TASK DETAILS - Collect each line holding the string "人员承担不低于".
[START ENTRIES SUPPLIED]
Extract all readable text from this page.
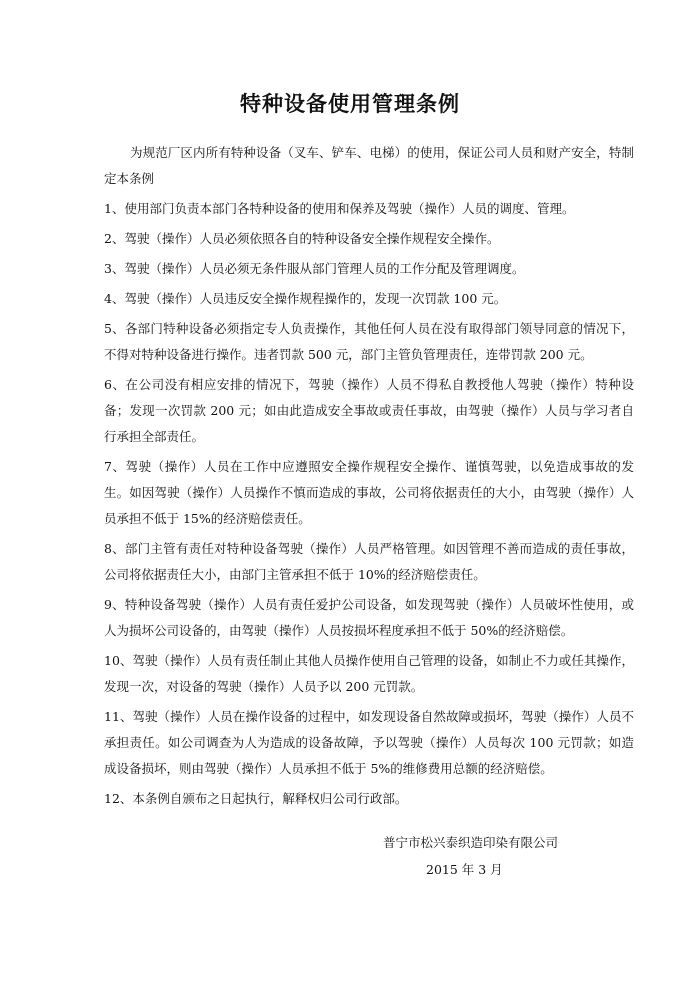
特种设备使用管理条例

为规范厂区内所有特种设备（叉车、铲车、电梯）的使用，保证公司人员和财产安全，特制定本条例

1、使用部门负责本部门各特种设备的使用和保养及驾驶（操作）人员的调度、管理。

2、驾驶（操作）人员必须依照各自的特种设备安全操作规程安全操作。

3、驾驶（操作）人员必须无条件服从部门管理人员的工作分配及管理调度。

4、驾驶（操作）人员违反安全操作规程操作的，发现一次罚款 100 元。

5、各部门特种设备必须指定专人负责操作，其他任何人员在没有取得部门领导同意的情况下，不得对特种设备进行操作。违者罚款 500 元，部门主管负管理责任，连带罚款 200 元。

6、在公司没有相应安排的情况下，驾驶（操作）人员不得私自教授他人驾驶（操作）特种设备；发现一次罚款 200 元；如由此造成安全事故或责任事故，由驾驶（操作）人员与学习者自行承担全部责任。

7、驾驶（操作）人员在工作中应遵照安全操作规程安全操作、谨慎驾驶，以免造成事故的发生。如因驾驶（操作）人员操作不慎而造成的事故，公司将依据责任的大小，由驾驶（操作）人员承担不低于 15%的经济赔偿责任。

8、部门主管有责任对特种设备驾驶（操作）人员严格管理。如因管理不善而造成的责任事故，公司将依据责任大小，由部门主管承担不低于 10%的经济赔偿责任。

9、特种设备驾驶（操作）人员有责任爱护公司设备，如发现驾驶（操作）人员破坏性使用，或人为损坏公司设备的，由驾驶（操作）人员按损坏程度承担不低于 50%的经济赔偿。

10、驾驶（操作）人员有责任制止其他人员操作使用自己管理的设备，如制止不力或任其操作，发现一次，对设备的驾驶（操作）人员予以 200 元罚款。

11、驾驶（操作）人员在操作设备的过程中，如发现设备自然故障或损坏，驾驶（操作）人员不承担责任。如公司调查为人为造成的设备故障，予以驾驶（操作）人员每次 100 元罚款；如造成设备损坏，则由驾驶（操作）人员承担不低于 5%的维修费用总额的经济赔偿。

12、本条例自颁布之日起执行，解释权归公司行政部。

普宁市松兴泰织造印染有限公司
2015 年 3 月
[END ENTRIES SUPPLIED]
COMPLETE OUTPUT -
7、驾驶（操作）人员在工作中应遵照安全操作规程安全操作、谨慎驾驶，以免造成事故的发生。如因驾驶（操作）人员操作不慎而造成的事故，公司将依据责任的大小，由驾驶（操作）人员承担不低于 15%的经济赔偿责任。
11、驾驶（操作）人员在操作设备的过程中，如发现设备自然故障或损坏，驾驶（操作）人员不承担责任。如公司调查为人为造成的设备故障，予以驾驶（操作）人员每次 100 元罚款；如造成设备损坏，则由驾驶（操作）人员承担不低于 5%的维修费用总额的经济赔偿。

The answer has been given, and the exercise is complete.